**Directions:** Below are some records. Pull every line that contains the word "true".

══ Material

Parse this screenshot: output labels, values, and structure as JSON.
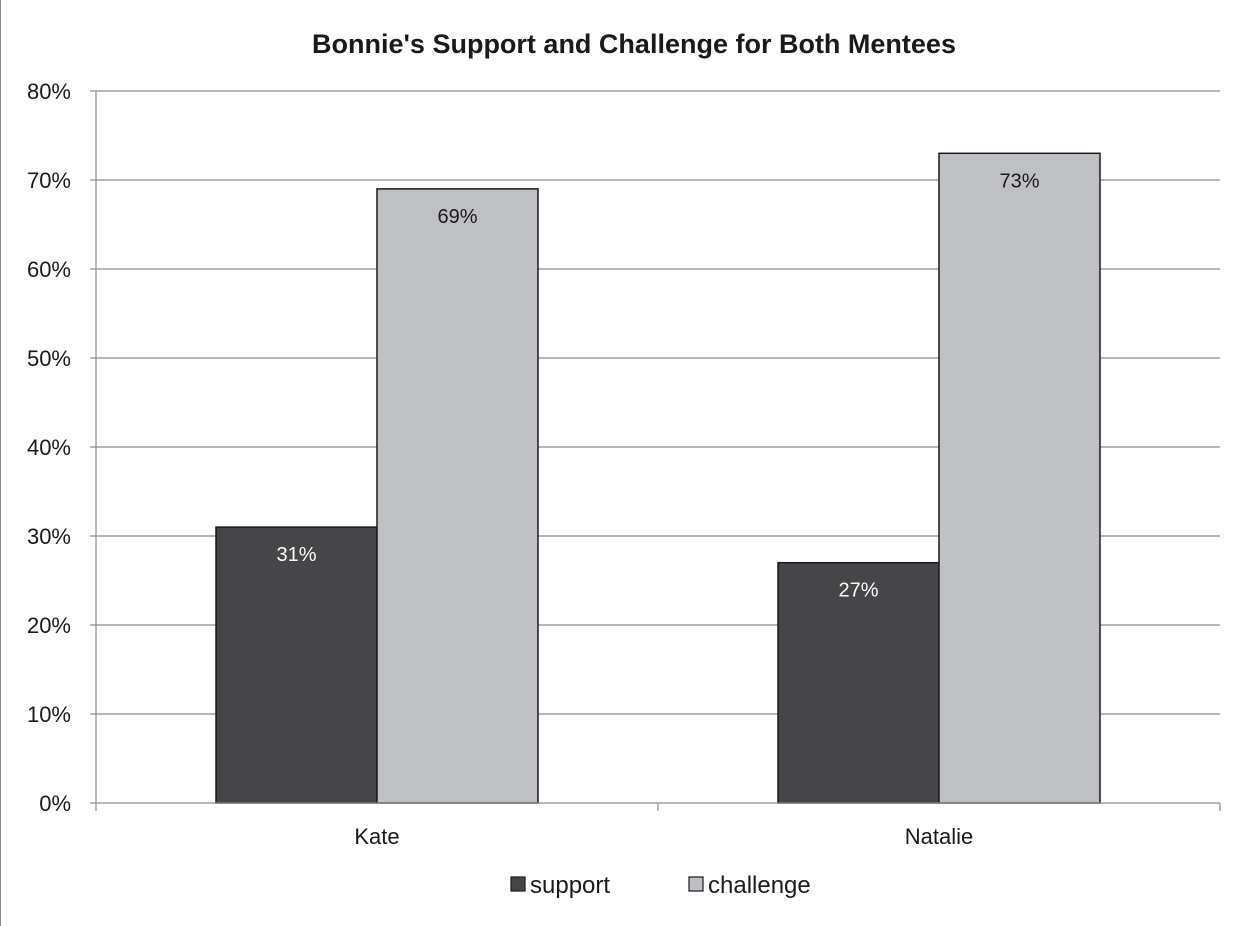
{
  "chart_data": {
    "type": "bar",
    "title": "Bonnie's Support and Challenge for Both Mentees",
    "xlabel": "",
    "ylabel": "",
    "categories": [
      "Kate",
      "Natalie"
    ],
    "series": [
      {
        "name": "support",
        "values": [
          31,
          27
        ],
        "labels": [
          "31%",
          "27%"
        ],
        "color": "#464648",
        "label_color": "#ffffff"
      },
      {
        "name": "challenge",
        "values": [
          69,
          73
        ],
        "labels": [
          "69%",
          "73%"
        ],
        "color": "#bfc0c3",
        "label_color": "#1a1a1a"
      }
    ],
    "ylim": [
      0,
      80
    ],
    "yticks": [
      0,
      10,
      20,
      30,
      40,
      50,
      60,
      70,
      80
    ],
    "ytick_labels": [
      "0%",
      "10%",
      "20%",
      "30%",
      "40%",
      "50%",
      "60%",
      "70%",
      "80%"
    ],
    "grid": true,
    "legend": "bottom"
  }
}
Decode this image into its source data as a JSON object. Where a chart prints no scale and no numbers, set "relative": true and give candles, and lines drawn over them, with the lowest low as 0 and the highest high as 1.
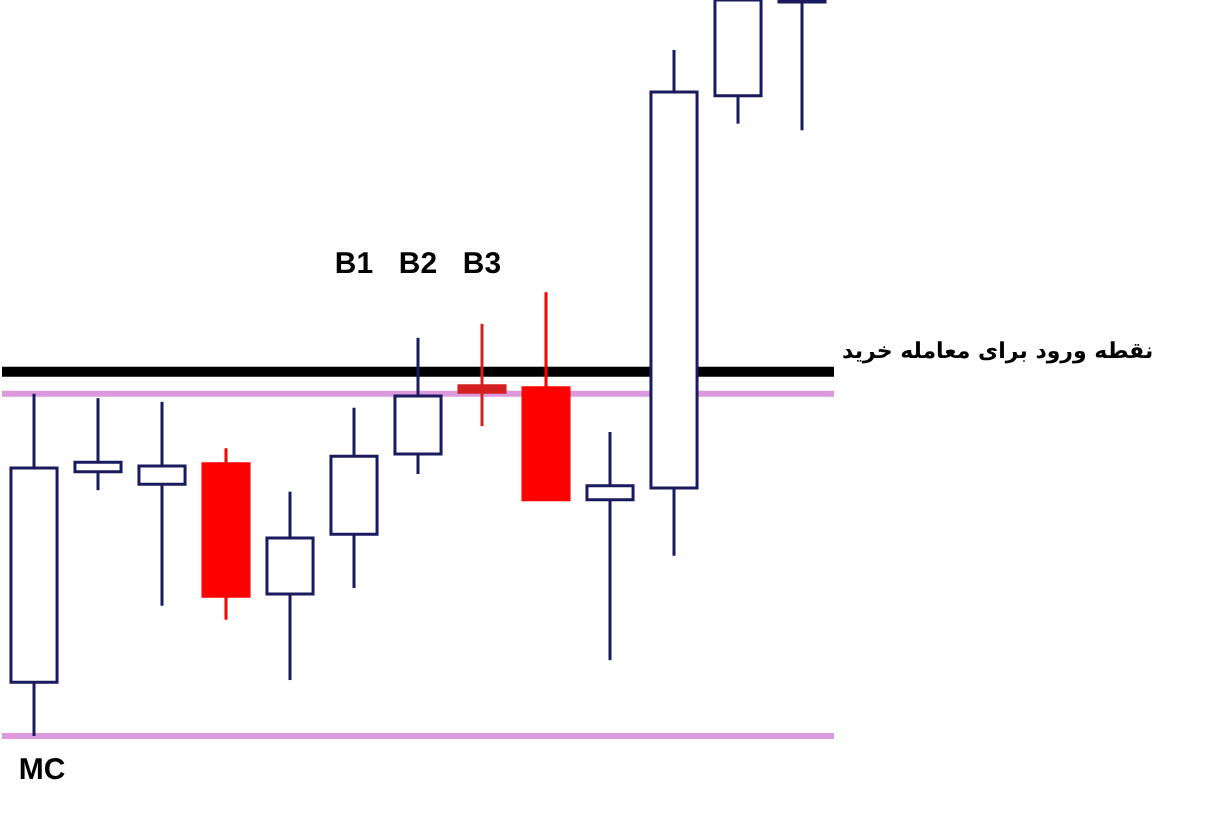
{
  "chart_data": {
    "type": "candlestick",
    "relative": true,
    "categories": [
      null,
      null,
      null,
      null,
      null,
      null,
      null,
      null,
      null,
      null,
      null,
      null,
      null
    ],
    "ohlc": [
      [
        0.073,
        0.465,
        0,
        0.364
      ],
      [
        0.359,
        0.459,
        0.334,
        0.372
      ],
      [
        0.342,
        0.454,
        0.177,
        0.367
      ],
      [
        0.37,
        0.391,
        0.158,
        0.19
      ],
      [
        0.193,
        0.332,
        0.076,
        0.269
      ],
      [
        0.274,
        0.446,
        0.201,
        0.38
      ],
      [
        0.383,
        0.541,
        0.356,
        0.462
      ],
      [
        0.476,
        0.56,
        0.421,
        0.467
      ],
      [
        0.473,
        0.603,
        0.321,
        0.321
      ],
      [
        0.321,
        0.413,
        0.103,
        0.34
      ],
      [
        0.337,
        0.932,
        0.245,
        0.875
      ],
      [
        0.87,
        1,
        0.832,
        1
      ],
      [
        1,
        1,
        0.823,
        1
      ]
    ],
    "colors": [
      "#ffffff",
      "#ffffff",
      "#ffffff",
      "#ff0000",
      "#ffffff",
      "#ffffff",
      "#ffffff",
      "#d42020",
      "#ff0000",
      "#ffffff",
      "#ffffff",
      "#ffffff",
      "#ffffff"
    ],
    "ref_lines": [
      {
        "axis": "y",
        "value": 0.495,
        "label": "نقطه ورود برای معامله خرید",
        "color": "#000000"
      },
      {
        "axis": "y",
        "value": 0.465,
        "label": null,
        "color": "#dd99dd"
      },
      {
        "axis": "y",
        "value": 0,
        "label": null,
        "color": "#dd99dd"
      }
    ],
    "annotations": [
      "MC",
      "B1",
      "B2",
      "B3"
    ],
    "legend": false
  }
}
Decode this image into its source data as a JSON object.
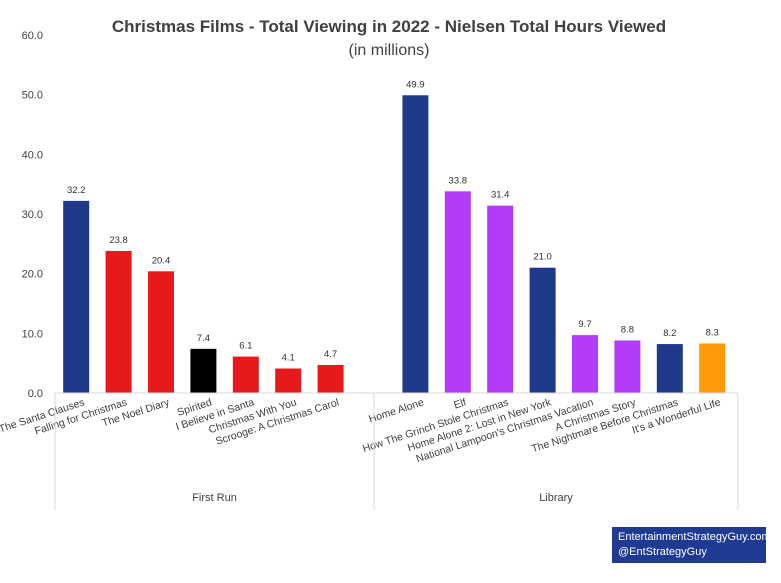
{
  "chart_data": {
    "type": "bar",
    "title": "Christmas Films - Total Viewing in 2022 - Nielsen Total Hours Viewed",
    "subtitle": "(in millions)",
    "ylim": [
      0,
      60
    ],
    "yticks": [
      "0.0",
      "10.0",
      "20.0",
      "30.0",
      "40.0",
      "50.0",
      "60.0"
    ],
    "grid": false,
    "groups": [
      {
        "name": "First Run",
        "categories": [
          "The Santa Clauses",
          "Falling for Christmas",
          "The Noel Diary",
          "Spirited",
          "I Believe in Santa",
          "Christmas With You",
          "Scrooge: A Christmas Carol"
        ],
        "values": [
          32.2,
          23.8,
          20.4,
          7.4,
          6.1,
          4.1,
          4.7
        ],
        "labels": [
          "32.2",
          "23.8",
          "20.4",
          "7.4",
          "6.1",
          "4.1",
          "4.7"
        ],
        "colors": [
          "#1F3A8A",
          "#E8191B",
          "#E8191B",
          "#000000",
          "#E8191B",
          "#E8191B",
          "#E8191B"
        ]
      },
      {
        "name": "Library",
        "categories": [
          "Home Alone",
          "Elf",
          "How The Grinch Stole Christmas",
          "Home Alone 2: Lost in New York",
          "National Lampoon's Christmas Vacation",
          "A Christmas Story",
          "The Nightmare Before Christmas",
          "It's a Wonderful Life"
        ],
        "values": [
          49.9,
          33.8,
          31.4,
          21.0,
          9.7,
          8.8,
          8.2,
          8.3
        ],
        "labels": [
          "49.9",
          "33.8",
          "31.4",
          "21.0",
          "9.7",
          "8.8",
          "8.2",
          "8.3"
        ],
        "colors": [
          "#1F3A8A",
          "#B43BFA",
          "#B43BFA",
          "#1F3A8A",
          "#B43BFA",
          "#B43BFA",
          "#1F3A8A",
          "#FF9A0A"
        ]
      }
    ]
  },
  "credit": {
    "line1": "EntertainmentStrategyGuy.com",
    "line2": "@EntStrategyGuy",
    "color": "#1F3A93"
  }
}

════

**Answer to this exercise:**
    "grid": true,
Decode this image into its source data as a JSON object. Where a chart prints no scale and no numbers, set "relative": true and give candles, and lines drawn over them, with the lowest low as 0 and the highest high as 1.
    "relative": true,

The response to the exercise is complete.